──────── EXERCISE INPUTS ────────
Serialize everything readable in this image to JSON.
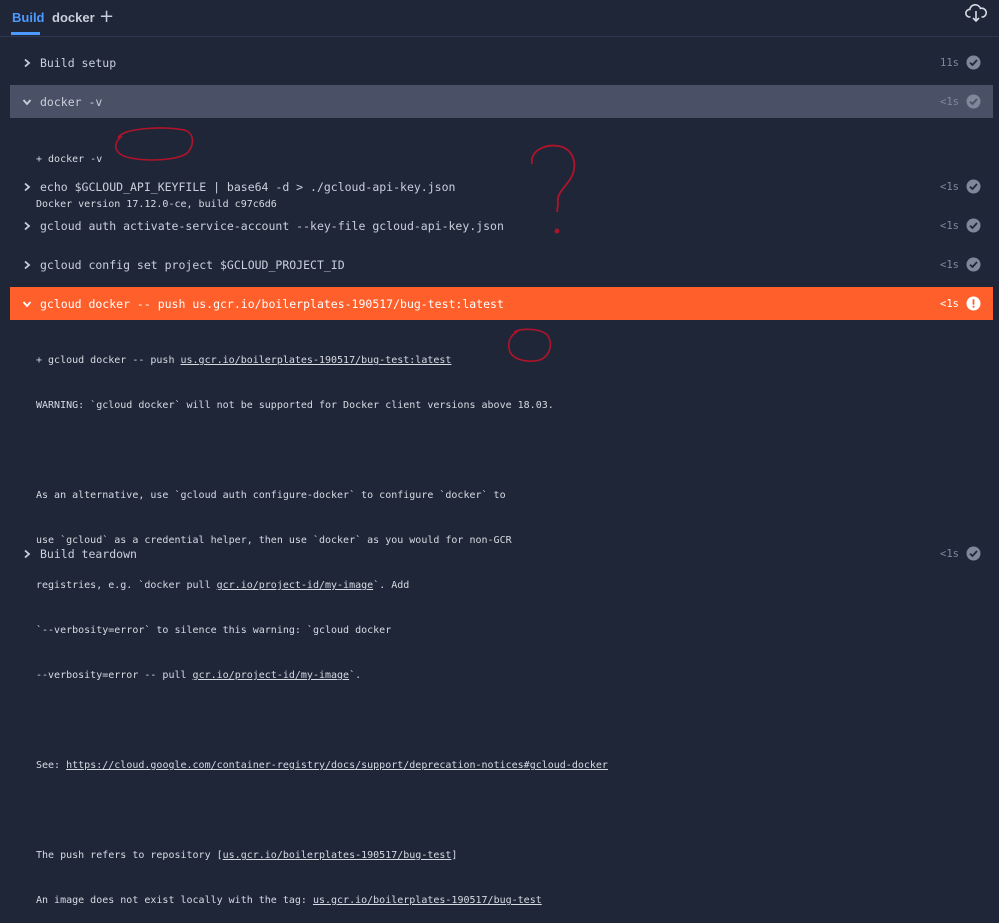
{
  "tabs": [
    {
      "label": "Build",
      "active": true
    },
    {
      "label": "docker",
      "active": false
    }
  ],
  "add_tab_label": "+",
  "icons": {
    "add": "plus-icon",
    "download": "cloud-download-icon",
    "success": "check-circle-icon",
    "error": "exclamation-circle-icon"
  },
  "colors": {
    "accent": "#4c9aff",
    "error": "#ff5f2b",
    "selected": "#4a5167",
    "background": "#1f2638",
    "annotation": "#b0142a"
  },
  "steps": [
    {
      "label": "Build setup",
      "duration": "11s",
      "status": "success",
      "expanded": false
    },
    {
      "label": "docker -v",
      "duration": "<1s",
      "status": "success",
      "expanded": true
    },
    {
      "label": "echo $GCLOUD_API_KEYFILE | base64 -d > ./gcloud-api-key.json",
      "duration": "<1s",
      "status": "success",
      "expanded": false
    },
    {
      "label": "gcloud auth activate-service-account --key-file gcloud-api-key.json",
      "duration": "<1s",
      "status": "success",
      "expanded": false
    },
    {
      "label": "gcloud config set project $GCLOUD_PROJECT_ID",
      "duration": "<1s",
      "status": "success",
      "expanded": false
    },
    {
      "label": "gcloud docker -- push us.gcr.io/boilerplates-190517/bug-test:latest",
      "duration": "<1s",
      "status": "error",
      "expanded": true
    },
    {
      "label": "Build teardown",
      "duration": "<1s",
      "status": "success",
      "expanded": false
    }
  ],
  "log_docker": [
    "+ docker -v",
    "Docker version 17.12.0-ce, build c97c6d6"
  ],
  "log_push": {
    "l1_prefix": "+ gcloud docker -- push ",
    "l1_link": "us.gcr.io/boilerplates-190517/bug-test:latest",
    "l2": "WARNING: `gcloud docker` will not be supported for Docker client versions above 18.03.",
    "l4": "As an alternative, use `gcloud auth configure-docker` to configure `docker` to",
    "l5": "use `gcloud` as a credential helper, then use `docker` as you would for non-GCR",
    "l6_prefix": "registries, e.g. `docker pull ",
    "l6_link": "gcr.io/project-id/my-image",
    "l6_suffix": "`. Add",
    "l7": "`--verbosity=error` to silence this warning: `gcloud docker",
    "l8_prefix": "--verbosity=error -- pull ",
    "l8_link": "gcr.io/project-id/my-image",
    "l8_suffix": "`.",
    "l10_prefix": "See: ",
    "l10_link": "https://cloud.google.com/container-registry/docs/support/deprecation-notices#gcloud-docker",
    "l12_prefix": "The push refers to repository [",
    "l12_link": "us.gcr.io/boilerplates-190517/bug-test",
    "l12_suffix": "]",
    "l13_prefix": "An image does not exist locally with the tag: ",
    "l13_link": "us.gcr.io/boilerplates-190517/bug-test"
  }
}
────────
From the data above, show each line that contains "latest".

      "label": "gcloud docker -- push us.gcr.io/boilerplates-190517/bug-test:latest",
    "l1_link": "us.gcr.io/boilerplates-190517/bug-test:latest",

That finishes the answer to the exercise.